PROBLEM TO SOLVE: Quote the whole listing exactly. Leave the pictures out of your copy.

(Stored records)
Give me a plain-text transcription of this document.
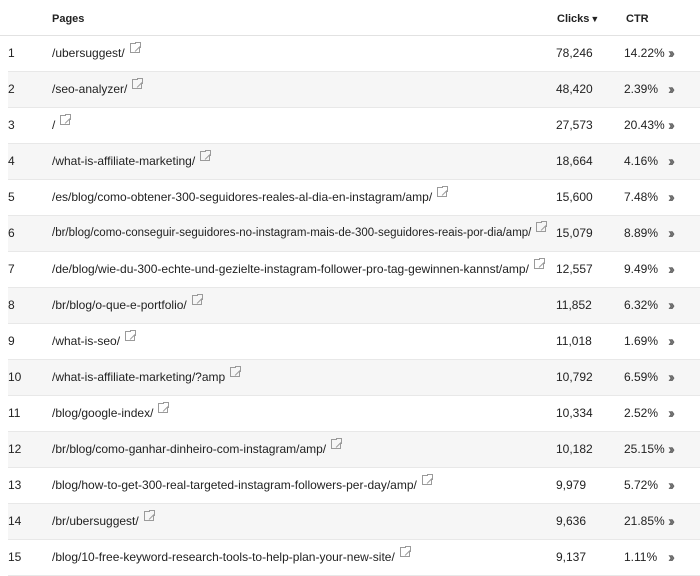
Pages	Clicks▼ CTR
1	/ubersuggest/	78,246	14.22% ››
2	/seo-analyzer/	48,420	2.39% ››
3	/	27,573	20.43% ››
4	/what-is-affiliate-marketing/	18,664	4.16% ››
5	/es/blog/como-obtener-300-seguidores-reales-al-dia-en-instagram/amp/	15,600	7.48% ››
6	/br/blog/como-conseguir-seguidores-no-instagram-mais-de-300-seguidores-reais-por-dia/amp/	15,079	8.89% ››
7	/de/blog/wie-du-300-echte-und-gezielte-instagram-follower-pro-tag-gewinnen-kannst/amp/	12,557	9.49% ››
8	/br/blog/o-que-e-portfolio/	11,852	6.32% ››
9	/what-is-seo/	11,018	1.69% ››
10	/what-is-affiliate-marketing/?amp	10,792	6.59% ››
11	/blog/google-index/	10,334	2.52% ››
12	/br/blog/como-ganhar-dinheiro-com-instagram/amp/	10,182	25.15% ››
13	/blog/how-to-get-300-real-targeted-instagram-followers-per-day/amp/	9,979	5.72% ››
14	/br/ubersuggest/	9,636	21.85% ››
15	/blog/10-free-keyword-research-tools-to-help-plan-your-new-site/	9,137	1.11% ››
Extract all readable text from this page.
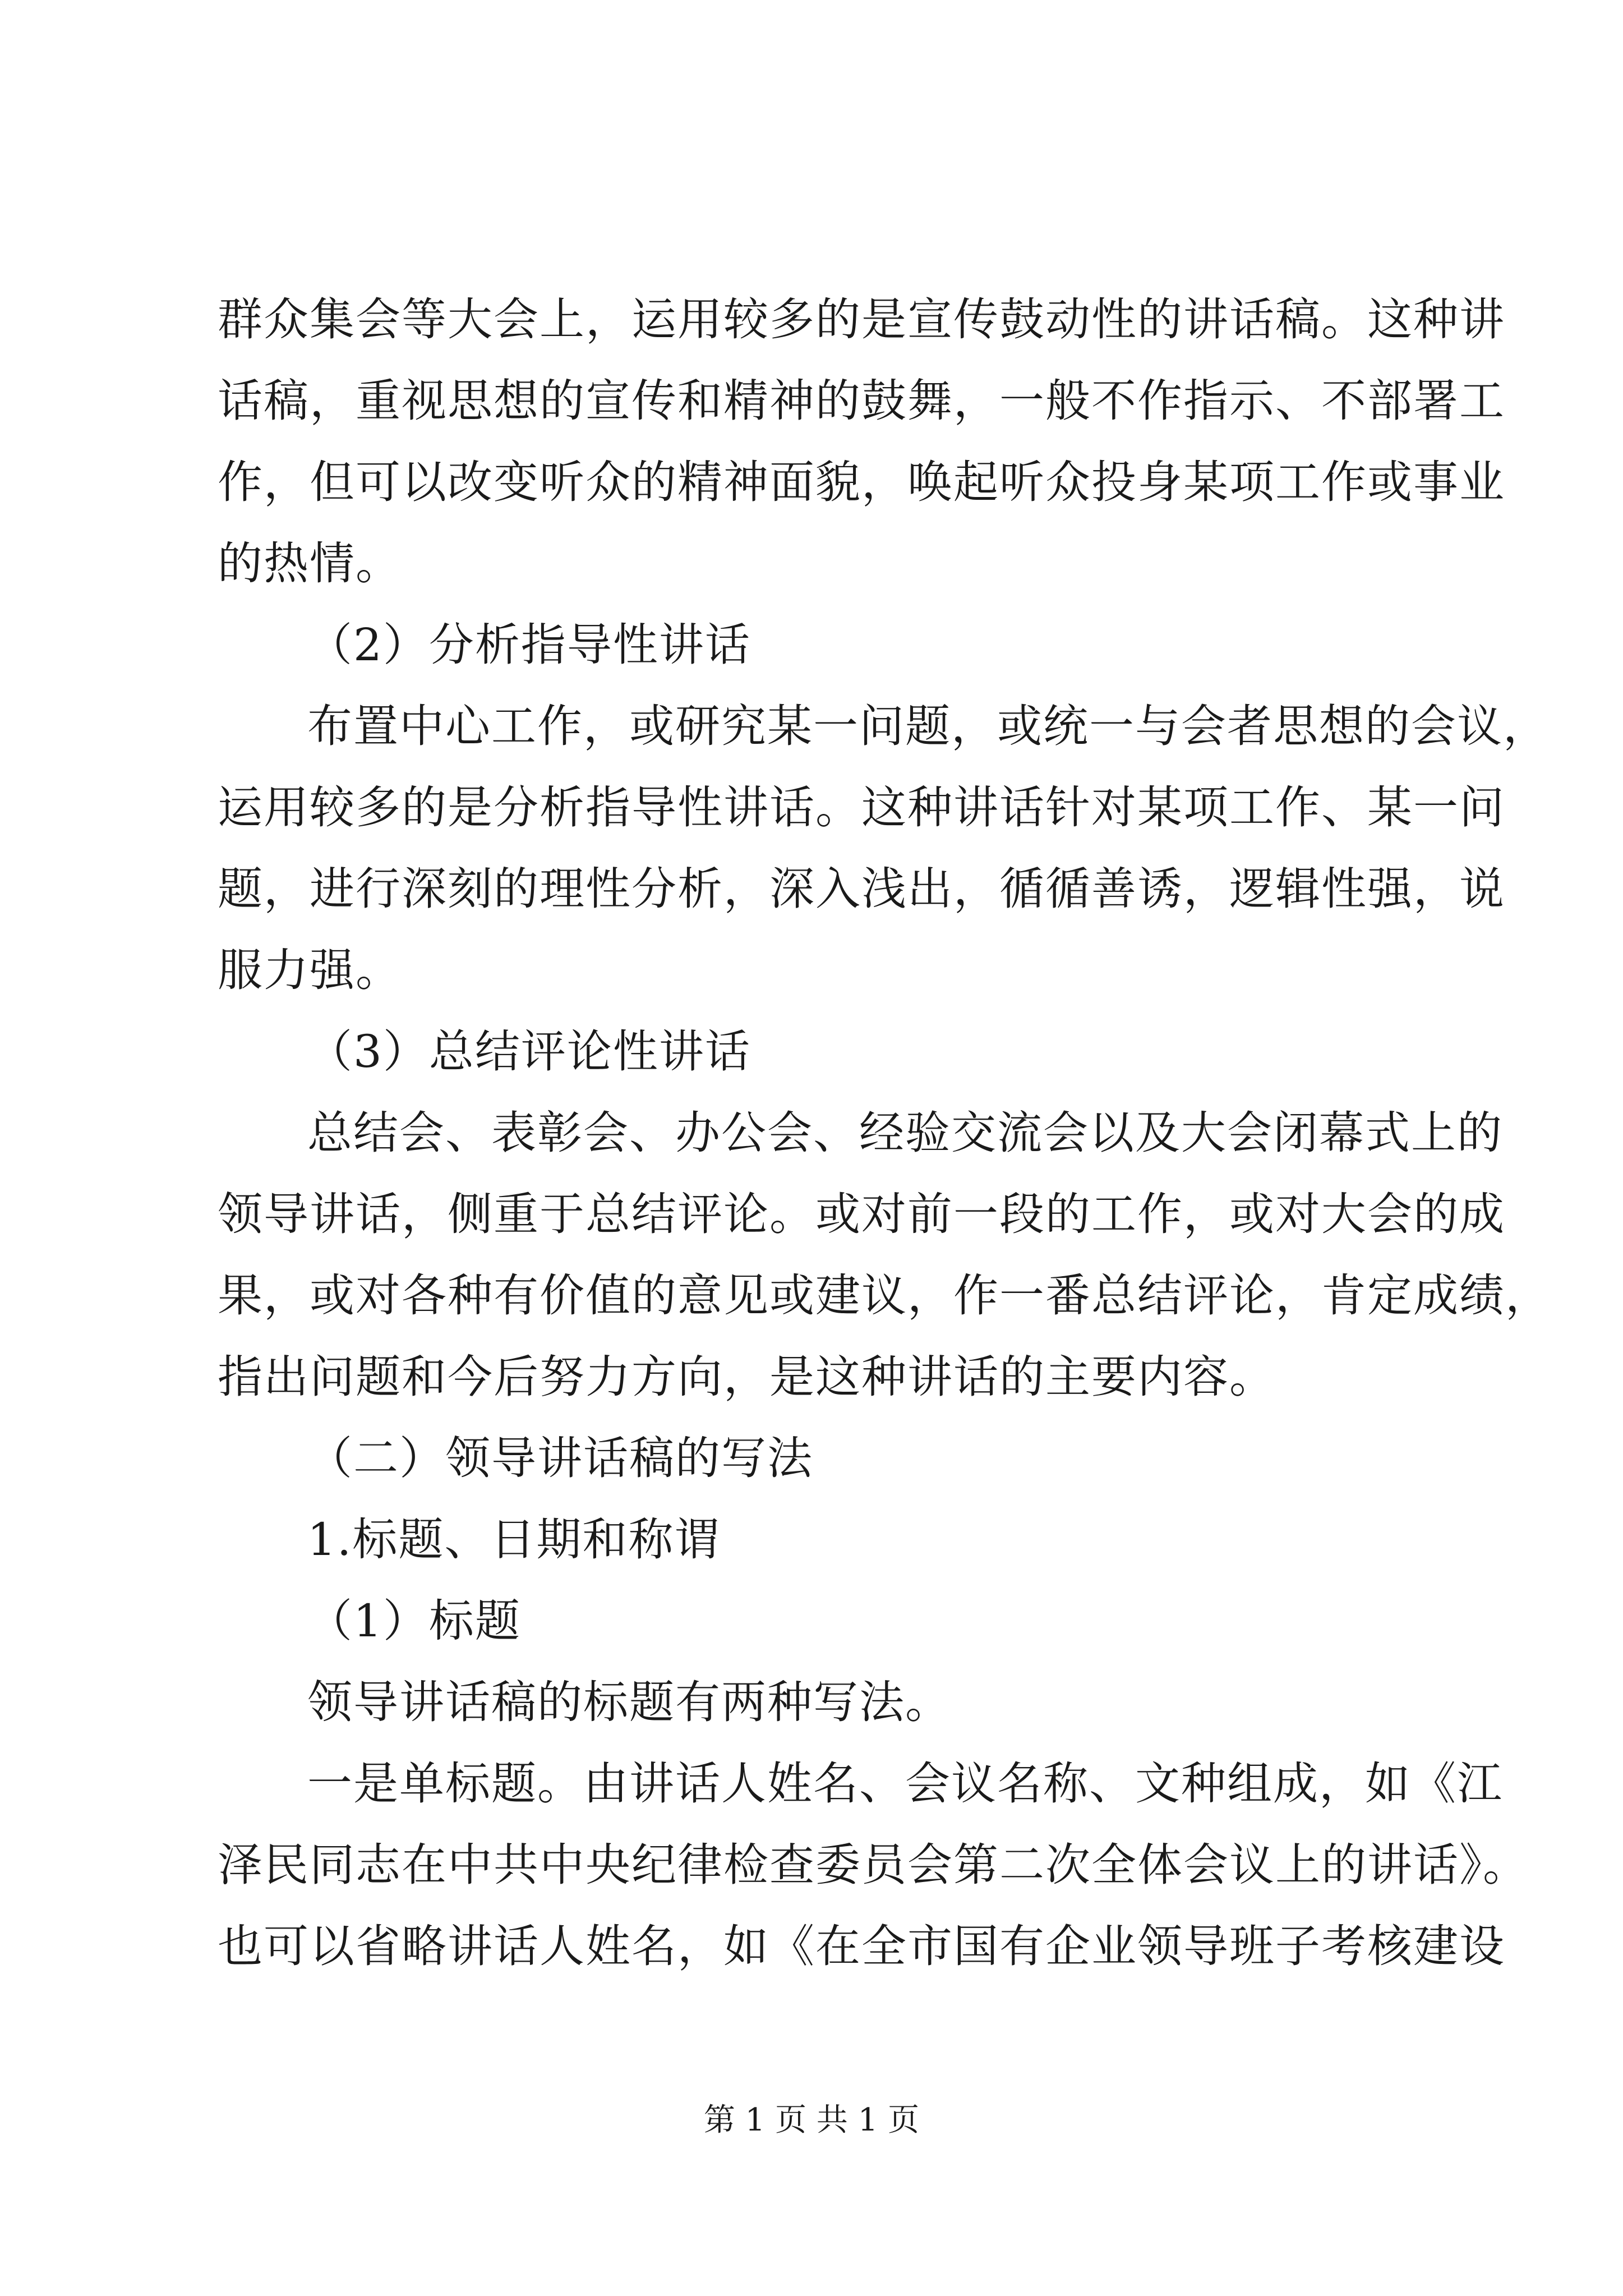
群众集会等大会上，运用较多的是宣传鼓动性的讲话稿。这种讲
话稿，重视思想的宣传和精神的鼓舞，一般不作指示、不部署工
作，但可以改变听众的精神面貌，唤起听众投身某项工作或事业
的热情。
（2）分析指导性讲话
布置中心工作，或研究某一问题，或统一与会者思想的会议，
运用较多的是分析指导性讲话。这种讲话针对某项工作、某一问
题，进行深刻的理性分析，深入浅出，循循善诱，逻辑性强，说
服力强。
（3）总结评论性讲话
总结会、表彰会、办公会、经验交流会以及大会闭幕式上的
领导讲话，侧重于总结评论。或对前一段的工作，或对大会的成
果，或对各种有价值的意见或建议，作一番总结评论，肯定成绩，
指出问题和今后努力方向，是这种讲话的主要内容。
（二）领导讲话稿的写法
1.标题、日期和称谓
（1）标题
领导讲话稿的标题有两种写法。
一是单标题。由讲话人姓名、会议名称、文种组成，如《江
泽民同志在中共中央纪律检查委员会第二次全体会议上的讲话》。
也可以省略讲话人姓名，如《在全市国有企业领导班子考核建设
第 1 页 共 1 页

TASK RESULT:
Give me a plain-text transcription of this document.
Pages	Clicks▼ CTR
1	/ubersuggest/	78,246	14.22% ››
2	/seo-analyzer/	48,420	2.39% ››
3	/	27,573	20.43% ››
4	/what-is-affiliate-marketing/	18,664	4.16% ››
5	/es/blog/como-obtener-300-seguidores-reales-al-dia-en-instagram/amp/	15,600	7.48% ››
6	/br/blog/como-conseguir-seguidores-no-instagram-mais-de-300-seguidores-reais-por-dia/amp/	15,079	8.89% ››
7	/de/blog/wie-du-300-echte-und-gezielte-instagram-follower-pro-tag-gewinnen-kannst/amp/	12,557	9.49% ››
8	/br/blog/o-que-e-portfolio/	11,852	6.32% ››
9	/what-is-seo/	11,018	1.69% ››
10	/what-is-affiliate-marketing/?amp	10,792	6.59% ››
11	/blog/google-index/	10,334	2.52% ››
12	/br/blog/como-ganhar-dinheiro-com-instagram/amp/	10,182	25.15% ››
13	/blog/how-to-get-300-real-targeted-instagram-followers-per-day/amp/	9,979	5.72% ››
14	/br/ubersuggest/	9,636	21.85% ››
15	/blog/10-free-keyword-research-tools-to-help-plan-your-new-site/	9,137	1.11% ››
Extract all readable text from this page.
群众集会等大会上，运用较多的是宣传鼓动性的讲话稿。这种讲
话稿，重视思想的宣传和精神的鼓舞，一般不作指示、不部署工
作，但可以改变听众的精神面貌，唤起听众投身某项工作或事业
的热情。
（2）分析指导性讲话
布置中心工作，或研究某一问题，或统一与会者思想的会议，
运用较多的是分析指导性讲话。这种讲话针对某项工作、某一问
题，进行深刻的理性分析，深入浅出，循循善诱，逻辑性强，说
服力强。
（3）总结评论性讲话
总结会、表彰会、办公会、经验交流会以及大会闭幕式上的
领导讲话，侧重于总结评论。或对前一段的工作，或对大会的成
果，或对各种有价值的意见或建议，作一番总结评论，肯定成绩，
指出问题和今后努力方向，是这种讲话的主要内容。
（二）领导讲话稿的写法
1.标题、日期和称谓
（1）标题
领导讲话稿的标题有两种写法。
一是单标题。由讲话人姓名、会议名称、文种组成，如《江
泽民同志在中共中央纪律检查委员会第二次全体会议上的讲话》。
也可以省略讲话人姓名，如《在全市国有企业领导班子考核建设
第 1 页 共 1 页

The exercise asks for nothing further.